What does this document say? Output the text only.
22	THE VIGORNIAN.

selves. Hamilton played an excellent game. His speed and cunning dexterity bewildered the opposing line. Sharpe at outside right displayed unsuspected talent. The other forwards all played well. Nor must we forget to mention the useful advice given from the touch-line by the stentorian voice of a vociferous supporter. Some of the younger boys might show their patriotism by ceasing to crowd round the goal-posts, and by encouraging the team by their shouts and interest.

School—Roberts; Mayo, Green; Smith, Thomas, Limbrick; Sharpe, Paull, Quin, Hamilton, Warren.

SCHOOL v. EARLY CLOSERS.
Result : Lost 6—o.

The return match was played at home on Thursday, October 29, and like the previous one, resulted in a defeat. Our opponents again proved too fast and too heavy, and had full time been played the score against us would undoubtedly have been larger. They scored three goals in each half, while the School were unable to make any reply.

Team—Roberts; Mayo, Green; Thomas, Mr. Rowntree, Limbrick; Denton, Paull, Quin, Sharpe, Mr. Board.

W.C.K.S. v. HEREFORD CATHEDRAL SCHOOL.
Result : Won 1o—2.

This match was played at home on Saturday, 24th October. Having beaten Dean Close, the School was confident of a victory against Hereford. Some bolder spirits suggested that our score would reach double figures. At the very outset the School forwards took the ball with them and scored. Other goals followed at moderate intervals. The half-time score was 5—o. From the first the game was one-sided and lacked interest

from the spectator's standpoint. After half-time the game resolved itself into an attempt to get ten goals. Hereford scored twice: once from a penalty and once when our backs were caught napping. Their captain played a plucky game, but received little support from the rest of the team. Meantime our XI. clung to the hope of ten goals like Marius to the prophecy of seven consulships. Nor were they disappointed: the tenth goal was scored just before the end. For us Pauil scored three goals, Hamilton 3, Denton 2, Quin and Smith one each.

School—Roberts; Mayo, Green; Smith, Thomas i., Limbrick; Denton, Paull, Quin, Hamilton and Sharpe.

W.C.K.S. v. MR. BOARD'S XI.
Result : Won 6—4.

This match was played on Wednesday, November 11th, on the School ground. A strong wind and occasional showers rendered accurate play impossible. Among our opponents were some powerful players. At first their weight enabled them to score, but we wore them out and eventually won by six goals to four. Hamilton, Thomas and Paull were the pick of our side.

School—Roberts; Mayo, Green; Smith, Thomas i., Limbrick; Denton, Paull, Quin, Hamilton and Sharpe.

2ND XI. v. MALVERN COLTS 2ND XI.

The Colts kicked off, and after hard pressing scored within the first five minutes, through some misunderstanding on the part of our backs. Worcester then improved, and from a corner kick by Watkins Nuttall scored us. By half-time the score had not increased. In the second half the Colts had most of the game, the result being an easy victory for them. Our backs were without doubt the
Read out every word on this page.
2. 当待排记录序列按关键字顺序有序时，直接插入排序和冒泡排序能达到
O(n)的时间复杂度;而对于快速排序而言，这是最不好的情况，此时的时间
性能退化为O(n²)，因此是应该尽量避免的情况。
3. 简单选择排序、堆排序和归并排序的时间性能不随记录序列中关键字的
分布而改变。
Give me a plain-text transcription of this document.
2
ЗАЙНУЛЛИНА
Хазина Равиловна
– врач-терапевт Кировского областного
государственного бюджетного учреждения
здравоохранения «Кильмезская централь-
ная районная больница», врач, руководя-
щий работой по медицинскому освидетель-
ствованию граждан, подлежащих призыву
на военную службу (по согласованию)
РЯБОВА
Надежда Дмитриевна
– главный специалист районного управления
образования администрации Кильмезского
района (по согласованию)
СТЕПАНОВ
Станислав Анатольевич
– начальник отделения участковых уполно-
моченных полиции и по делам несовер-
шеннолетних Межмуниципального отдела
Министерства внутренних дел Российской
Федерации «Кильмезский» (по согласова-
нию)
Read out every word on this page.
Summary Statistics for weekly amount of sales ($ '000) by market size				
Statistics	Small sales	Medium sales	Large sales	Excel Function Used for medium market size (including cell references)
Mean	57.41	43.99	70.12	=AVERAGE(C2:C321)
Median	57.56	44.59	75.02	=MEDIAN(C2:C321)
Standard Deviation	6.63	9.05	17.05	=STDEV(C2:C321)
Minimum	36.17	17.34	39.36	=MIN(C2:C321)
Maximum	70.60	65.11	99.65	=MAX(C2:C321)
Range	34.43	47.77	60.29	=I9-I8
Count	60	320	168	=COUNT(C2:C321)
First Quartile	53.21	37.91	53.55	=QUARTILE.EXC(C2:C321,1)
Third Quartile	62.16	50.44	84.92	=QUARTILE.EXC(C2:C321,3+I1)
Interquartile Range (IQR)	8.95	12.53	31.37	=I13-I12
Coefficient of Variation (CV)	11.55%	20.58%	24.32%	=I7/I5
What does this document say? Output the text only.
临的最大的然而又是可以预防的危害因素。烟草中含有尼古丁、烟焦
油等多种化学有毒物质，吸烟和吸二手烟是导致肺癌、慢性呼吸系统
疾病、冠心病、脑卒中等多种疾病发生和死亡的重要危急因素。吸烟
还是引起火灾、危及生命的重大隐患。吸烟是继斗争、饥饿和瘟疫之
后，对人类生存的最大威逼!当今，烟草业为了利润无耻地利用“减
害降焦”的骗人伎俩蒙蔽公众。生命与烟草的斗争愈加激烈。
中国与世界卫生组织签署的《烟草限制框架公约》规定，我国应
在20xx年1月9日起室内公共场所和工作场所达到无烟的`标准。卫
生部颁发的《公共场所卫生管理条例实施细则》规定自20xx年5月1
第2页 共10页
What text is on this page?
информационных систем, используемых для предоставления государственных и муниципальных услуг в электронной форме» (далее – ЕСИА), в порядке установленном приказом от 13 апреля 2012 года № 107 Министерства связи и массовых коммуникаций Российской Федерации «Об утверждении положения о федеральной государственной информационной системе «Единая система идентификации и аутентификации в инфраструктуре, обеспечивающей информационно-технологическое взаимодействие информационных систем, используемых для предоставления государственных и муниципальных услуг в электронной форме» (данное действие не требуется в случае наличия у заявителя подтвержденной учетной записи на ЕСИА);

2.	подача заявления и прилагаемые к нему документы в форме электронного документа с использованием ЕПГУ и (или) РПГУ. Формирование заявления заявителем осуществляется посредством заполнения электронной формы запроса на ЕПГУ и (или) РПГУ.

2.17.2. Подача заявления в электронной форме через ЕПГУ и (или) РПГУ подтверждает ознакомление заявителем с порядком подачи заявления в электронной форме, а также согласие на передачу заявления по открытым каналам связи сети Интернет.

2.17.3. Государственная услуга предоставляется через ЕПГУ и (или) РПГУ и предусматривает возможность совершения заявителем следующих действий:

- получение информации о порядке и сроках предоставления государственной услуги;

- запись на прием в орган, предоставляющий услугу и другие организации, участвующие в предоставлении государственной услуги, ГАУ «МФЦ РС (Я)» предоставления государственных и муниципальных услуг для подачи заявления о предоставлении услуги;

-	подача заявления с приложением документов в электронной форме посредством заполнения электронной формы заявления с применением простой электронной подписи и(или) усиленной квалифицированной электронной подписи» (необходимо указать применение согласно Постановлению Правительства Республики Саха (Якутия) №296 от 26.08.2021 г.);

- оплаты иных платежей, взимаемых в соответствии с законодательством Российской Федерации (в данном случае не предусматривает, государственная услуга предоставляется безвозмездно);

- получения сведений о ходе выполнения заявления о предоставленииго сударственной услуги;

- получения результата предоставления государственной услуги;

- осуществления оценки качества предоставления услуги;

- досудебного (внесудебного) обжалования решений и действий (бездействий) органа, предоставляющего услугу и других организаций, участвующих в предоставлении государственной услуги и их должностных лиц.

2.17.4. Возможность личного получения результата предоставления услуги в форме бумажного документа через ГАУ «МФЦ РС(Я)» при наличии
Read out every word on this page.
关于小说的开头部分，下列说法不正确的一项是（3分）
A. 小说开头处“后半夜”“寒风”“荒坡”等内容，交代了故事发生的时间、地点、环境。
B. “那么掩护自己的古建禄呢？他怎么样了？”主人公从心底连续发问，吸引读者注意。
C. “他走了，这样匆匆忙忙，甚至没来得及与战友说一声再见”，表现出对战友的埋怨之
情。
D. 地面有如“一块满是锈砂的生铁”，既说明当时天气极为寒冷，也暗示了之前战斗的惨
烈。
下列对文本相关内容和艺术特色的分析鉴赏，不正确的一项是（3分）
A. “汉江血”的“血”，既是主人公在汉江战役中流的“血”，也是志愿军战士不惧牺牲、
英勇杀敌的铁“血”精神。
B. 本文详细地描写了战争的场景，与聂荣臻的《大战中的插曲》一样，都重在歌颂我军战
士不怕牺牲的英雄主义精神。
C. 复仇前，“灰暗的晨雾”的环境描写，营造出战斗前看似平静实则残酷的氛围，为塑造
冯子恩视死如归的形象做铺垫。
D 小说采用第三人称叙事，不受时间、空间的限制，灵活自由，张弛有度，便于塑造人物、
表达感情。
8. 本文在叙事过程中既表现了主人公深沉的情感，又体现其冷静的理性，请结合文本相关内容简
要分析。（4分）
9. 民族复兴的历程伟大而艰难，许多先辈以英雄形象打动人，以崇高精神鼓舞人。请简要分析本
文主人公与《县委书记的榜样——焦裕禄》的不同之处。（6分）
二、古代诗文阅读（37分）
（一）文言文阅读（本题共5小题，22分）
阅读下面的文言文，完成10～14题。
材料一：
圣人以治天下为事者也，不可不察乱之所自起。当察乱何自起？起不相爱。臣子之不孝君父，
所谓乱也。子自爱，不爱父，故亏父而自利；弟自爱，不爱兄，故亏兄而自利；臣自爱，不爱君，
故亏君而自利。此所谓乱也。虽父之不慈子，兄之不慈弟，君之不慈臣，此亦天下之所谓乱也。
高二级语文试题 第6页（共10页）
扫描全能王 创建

§ **SHORT TASK**: Identify the lines of the entries containing the string "Statistics". Copy each such line.

§ **RESPONSE TO THIS EXERCISE**:
Summary Statistics for weekly amount of sales ($ '000) by market size				
Statistics	Small sales	Medium sales	Large sales	Excel Function Used for medium market size (including cell references)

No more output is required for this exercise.